EXERCISE INSTRUCTIONS | Report how many lines in the records below contain the word "description". Give only the number.

━━━━━━━━━━

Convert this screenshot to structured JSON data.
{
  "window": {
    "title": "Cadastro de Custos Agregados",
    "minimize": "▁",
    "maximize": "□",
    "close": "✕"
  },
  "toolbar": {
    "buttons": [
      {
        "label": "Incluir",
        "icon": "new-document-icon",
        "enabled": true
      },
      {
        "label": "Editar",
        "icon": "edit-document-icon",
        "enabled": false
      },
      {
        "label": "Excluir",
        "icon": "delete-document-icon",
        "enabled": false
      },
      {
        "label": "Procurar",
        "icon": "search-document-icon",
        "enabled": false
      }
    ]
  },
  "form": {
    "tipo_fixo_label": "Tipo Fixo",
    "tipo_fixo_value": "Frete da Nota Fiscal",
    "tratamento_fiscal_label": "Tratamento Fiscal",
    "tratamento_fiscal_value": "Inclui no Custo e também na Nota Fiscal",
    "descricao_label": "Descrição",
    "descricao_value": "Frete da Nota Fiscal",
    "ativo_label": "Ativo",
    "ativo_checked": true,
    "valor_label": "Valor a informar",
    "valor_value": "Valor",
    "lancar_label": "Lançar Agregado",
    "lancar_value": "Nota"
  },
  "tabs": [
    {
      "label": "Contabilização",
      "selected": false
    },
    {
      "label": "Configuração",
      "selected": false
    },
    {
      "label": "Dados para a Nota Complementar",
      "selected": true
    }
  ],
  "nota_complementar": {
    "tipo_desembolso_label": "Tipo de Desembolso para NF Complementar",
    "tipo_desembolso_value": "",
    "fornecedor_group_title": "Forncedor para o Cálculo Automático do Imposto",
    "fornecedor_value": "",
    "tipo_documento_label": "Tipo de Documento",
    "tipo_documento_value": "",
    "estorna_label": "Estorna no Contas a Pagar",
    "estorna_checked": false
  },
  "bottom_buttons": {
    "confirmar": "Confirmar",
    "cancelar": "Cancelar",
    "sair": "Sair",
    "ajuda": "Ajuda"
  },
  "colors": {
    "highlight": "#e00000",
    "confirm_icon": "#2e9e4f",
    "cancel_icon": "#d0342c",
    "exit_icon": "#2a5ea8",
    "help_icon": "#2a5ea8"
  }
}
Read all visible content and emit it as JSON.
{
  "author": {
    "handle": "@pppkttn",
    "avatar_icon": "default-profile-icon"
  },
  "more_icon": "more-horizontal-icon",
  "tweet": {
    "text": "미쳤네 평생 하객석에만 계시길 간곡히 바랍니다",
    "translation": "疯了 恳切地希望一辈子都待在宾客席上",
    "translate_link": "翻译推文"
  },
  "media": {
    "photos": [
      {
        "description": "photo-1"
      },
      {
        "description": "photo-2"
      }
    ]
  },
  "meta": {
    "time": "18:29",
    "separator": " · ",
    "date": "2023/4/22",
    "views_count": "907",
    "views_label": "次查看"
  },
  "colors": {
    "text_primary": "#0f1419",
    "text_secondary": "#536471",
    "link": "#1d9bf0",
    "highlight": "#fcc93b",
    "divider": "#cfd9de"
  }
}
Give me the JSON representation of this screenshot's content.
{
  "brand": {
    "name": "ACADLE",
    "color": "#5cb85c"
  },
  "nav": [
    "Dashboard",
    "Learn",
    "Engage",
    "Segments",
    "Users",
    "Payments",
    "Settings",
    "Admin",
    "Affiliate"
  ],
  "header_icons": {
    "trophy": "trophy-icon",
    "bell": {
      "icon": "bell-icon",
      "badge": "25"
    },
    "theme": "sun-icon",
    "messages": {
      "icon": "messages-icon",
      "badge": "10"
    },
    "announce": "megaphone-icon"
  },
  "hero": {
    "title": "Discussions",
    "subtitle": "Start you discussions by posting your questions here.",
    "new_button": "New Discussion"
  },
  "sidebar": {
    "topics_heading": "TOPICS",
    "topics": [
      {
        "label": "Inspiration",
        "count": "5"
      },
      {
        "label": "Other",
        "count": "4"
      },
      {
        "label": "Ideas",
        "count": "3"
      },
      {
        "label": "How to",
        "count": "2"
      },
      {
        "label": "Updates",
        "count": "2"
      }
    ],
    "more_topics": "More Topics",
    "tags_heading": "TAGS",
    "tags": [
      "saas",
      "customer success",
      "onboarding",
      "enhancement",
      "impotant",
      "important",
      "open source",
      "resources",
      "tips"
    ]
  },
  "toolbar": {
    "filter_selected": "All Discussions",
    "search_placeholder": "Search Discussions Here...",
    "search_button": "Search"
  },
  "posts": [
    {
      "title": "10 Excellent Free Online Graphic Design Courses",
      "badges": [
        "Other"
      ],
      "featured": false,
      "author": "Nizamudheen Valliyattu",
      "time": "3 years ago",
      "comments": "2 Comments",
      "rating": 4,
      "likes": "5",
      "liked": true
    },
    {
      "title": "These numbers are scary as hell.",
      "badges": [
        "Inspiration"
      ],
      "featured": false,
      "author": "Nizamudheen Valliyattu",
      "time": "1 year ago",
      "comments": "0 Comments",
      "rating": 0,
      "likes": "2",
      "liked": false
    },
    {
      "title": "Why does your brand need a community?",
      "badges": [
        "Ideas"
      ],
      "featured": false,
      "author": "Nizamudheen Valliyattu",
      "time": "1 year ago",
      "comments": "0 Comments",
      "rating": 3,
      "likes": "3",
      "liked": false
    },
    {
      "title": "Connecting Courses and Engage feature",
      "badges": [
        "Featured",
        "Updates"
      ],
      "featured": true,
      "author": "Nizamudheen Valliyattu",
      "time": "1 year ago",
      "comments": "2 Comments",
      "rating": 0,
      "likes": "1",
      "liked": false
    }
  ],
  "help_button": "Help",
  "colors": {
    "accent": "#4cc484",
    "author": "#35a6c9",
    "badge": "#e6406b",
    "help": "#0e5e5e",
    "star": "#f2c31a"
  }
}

━━━━━━━━━━

TASK SOLUTION | 2